» Directions
Below are some records. Say in a single number how many of their lines include the word "JSON".

» Dataset rows
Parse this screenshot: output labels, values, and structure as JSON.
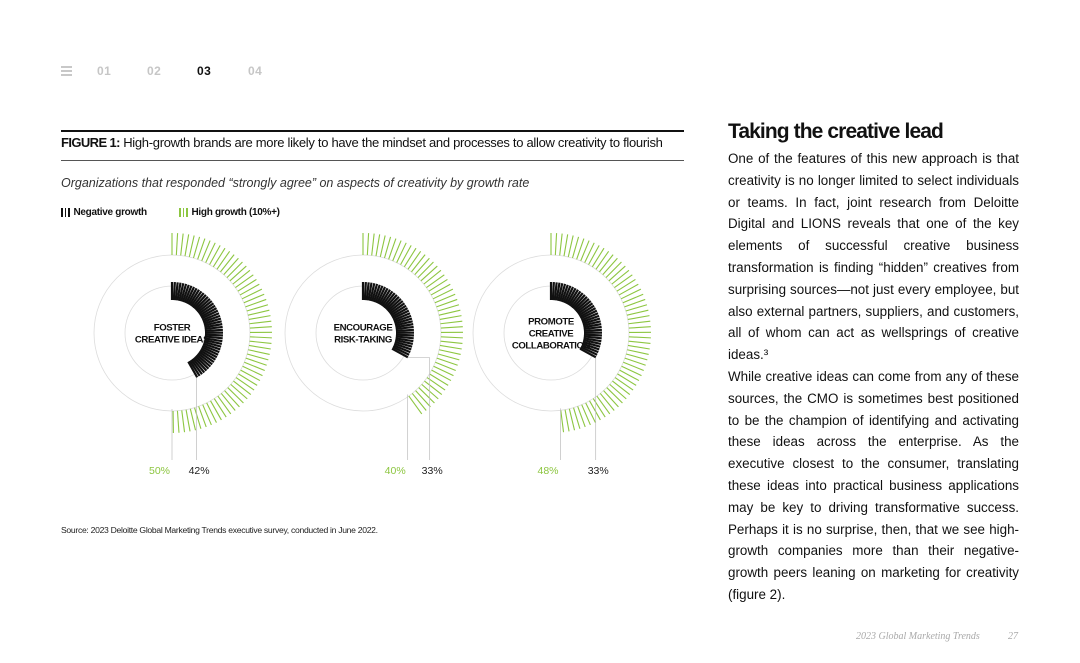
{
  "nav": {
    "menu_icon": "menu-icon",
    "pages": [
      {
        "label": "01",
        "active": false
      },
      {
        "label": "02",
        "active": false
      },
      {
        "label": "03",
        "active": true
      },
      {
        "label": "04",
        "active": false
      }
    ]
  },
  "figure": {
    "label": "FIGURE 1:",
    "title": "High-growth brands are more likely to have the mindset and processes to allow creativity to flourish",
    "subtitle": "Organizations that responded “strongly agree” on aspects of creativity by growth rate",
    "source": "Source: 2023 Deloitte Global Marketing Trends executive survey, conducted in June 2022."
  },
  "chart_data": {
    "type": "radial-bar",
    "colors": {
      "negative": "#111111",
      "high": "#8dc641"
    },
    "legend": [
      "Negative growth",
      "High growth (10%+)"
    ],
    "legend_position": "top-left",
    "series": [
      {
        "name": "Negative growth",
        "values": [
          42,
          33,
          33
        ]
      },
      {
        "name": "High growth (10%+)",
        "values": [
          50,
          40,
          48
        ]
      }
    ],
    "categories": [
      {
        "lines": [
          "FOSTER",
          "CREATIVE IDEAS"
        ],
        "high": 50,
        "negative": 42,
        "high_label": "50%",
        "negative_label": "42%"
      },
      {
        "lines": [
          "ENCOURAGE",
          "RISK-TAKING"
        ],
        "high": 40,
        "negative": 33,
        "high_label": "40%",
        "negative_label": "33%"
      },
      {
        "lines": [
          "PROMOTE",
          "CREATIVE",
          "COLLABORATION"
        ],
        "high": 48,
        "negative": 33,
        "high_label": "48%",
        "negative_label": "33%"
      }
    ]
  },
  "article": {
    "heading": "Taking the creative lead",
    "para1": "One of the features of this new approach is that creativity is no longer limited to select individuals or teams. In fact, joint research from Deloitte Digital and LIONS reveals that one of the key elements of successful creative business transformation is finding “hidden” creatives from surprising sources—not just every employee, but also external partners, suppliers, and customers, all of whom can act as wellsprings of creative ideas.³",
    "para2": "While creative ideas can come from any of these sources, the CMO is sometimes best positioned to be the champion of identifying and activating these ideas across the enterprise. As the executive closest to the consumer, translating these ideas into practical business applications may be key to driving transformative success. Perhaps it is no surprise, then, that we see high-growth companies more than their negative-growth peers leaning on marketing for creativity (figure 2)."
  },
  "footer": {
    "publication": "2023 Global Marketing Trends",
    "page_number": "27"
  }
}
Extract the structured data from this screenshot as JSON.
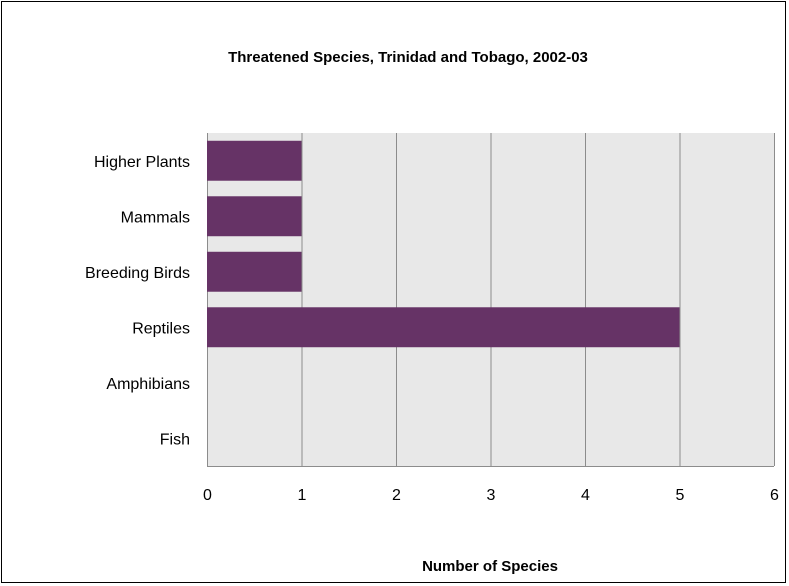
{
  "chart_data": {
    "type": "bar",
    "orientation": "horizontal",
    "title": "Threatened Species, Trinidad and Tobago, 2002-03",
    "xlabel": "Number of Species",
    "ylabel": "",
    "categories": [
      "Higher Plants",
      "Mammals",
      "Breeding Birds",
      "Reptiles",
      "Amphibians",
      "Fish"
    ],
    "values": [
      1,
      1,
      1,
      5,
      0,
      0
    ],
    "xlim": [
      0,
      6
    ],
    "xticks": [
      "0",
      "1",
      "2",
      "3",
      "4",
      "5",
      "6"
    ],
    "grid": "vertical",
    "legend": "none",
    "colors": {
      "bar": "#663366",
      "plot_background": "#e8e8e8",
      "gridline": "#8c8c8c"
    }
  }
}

» The completed task
2